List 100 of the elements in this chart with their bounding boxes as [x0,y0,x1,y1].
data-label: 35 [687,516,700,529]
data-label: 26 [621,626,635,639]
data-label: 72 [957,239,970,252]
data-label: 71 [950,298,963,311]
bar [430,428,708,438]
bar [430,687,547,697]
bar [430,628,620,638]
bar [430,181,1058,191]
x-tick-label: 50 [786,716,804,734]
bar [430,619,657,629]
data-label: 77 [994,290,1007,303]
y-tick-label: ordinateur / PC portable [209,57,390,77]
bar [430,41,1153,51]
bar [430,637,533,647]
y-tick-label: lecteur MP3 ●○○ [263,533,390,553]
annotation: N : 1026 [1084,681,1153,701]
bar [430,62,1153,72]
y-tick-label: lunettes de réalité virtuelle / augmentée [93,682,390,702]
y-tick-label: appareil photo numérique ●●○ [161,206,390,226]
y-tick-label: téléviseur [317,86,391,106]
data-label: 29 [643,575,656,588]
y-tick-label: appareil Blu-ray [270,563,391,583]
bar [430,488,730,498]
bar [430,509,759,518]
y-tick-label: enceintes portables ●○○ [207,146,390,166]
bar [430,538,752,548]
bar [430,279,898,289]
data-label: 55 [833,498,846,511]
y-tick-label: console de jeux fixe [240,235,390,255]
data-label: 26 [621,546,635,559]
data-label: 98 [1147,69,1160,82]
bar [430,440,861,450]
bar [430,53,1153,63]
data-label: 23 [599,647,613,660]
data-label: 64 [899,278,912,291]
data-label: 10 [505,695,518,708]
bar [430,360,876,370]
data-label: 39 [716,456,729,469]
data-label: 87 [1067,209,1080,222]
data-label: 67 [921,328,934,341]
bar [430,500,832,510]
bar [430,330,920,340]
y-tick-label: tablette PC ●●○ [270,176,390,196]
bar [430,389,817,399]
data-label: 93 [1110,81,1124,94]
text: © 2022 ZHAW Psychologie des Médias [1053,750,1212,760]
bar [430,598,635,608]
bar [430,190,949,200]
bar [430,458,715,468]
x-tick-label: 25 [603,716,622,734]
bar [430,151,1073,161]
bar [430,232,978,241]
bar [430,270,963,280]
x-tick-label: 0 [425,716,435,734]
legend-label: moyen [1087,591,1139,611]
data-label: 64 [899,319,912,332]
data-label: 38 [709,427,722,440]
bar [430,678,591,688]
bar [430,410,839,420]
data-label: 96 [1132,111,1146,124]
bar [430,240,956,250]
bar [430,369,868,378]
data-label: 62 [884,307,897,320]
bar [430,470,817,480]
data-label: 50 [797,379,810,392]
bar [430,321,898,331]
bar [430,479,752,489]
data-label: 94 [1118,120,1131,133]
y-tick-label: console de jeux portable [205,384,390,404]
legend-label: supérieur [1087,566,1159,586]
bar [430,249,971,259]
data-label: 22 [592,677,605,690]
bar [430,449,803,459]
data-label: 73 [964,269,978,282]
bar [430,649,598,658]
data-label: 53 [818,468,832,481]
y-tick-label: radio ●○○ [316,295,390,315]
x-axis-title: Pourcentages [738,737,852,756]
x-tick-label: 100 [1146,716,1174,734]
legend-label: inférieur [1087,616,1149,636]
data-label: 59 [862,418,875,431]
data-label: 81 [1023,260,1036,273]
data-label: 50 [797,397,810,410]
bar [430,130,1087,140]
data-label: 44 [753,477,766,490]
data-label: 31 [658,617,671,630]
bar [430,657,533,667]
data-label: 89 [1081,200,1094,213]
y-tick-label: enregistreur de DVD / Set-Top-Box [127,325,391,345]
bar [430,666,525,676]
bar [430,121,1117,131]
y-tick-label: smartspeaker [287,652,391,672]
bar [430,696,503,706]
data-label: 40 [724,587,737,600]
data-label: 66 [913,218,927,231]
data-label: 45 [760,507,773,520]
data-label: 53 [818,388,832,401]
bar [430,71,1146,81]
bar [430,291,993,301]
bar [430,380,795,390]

▸ **What you should do**:
Report each line of the data above that contains the string "jeux". The match is case-sensitive.

▸ **Written solution**:
y-tick-label: console de jeux fixe [240,235,390,255]
y-tick-label: console de jeux portable [205,384,390,404]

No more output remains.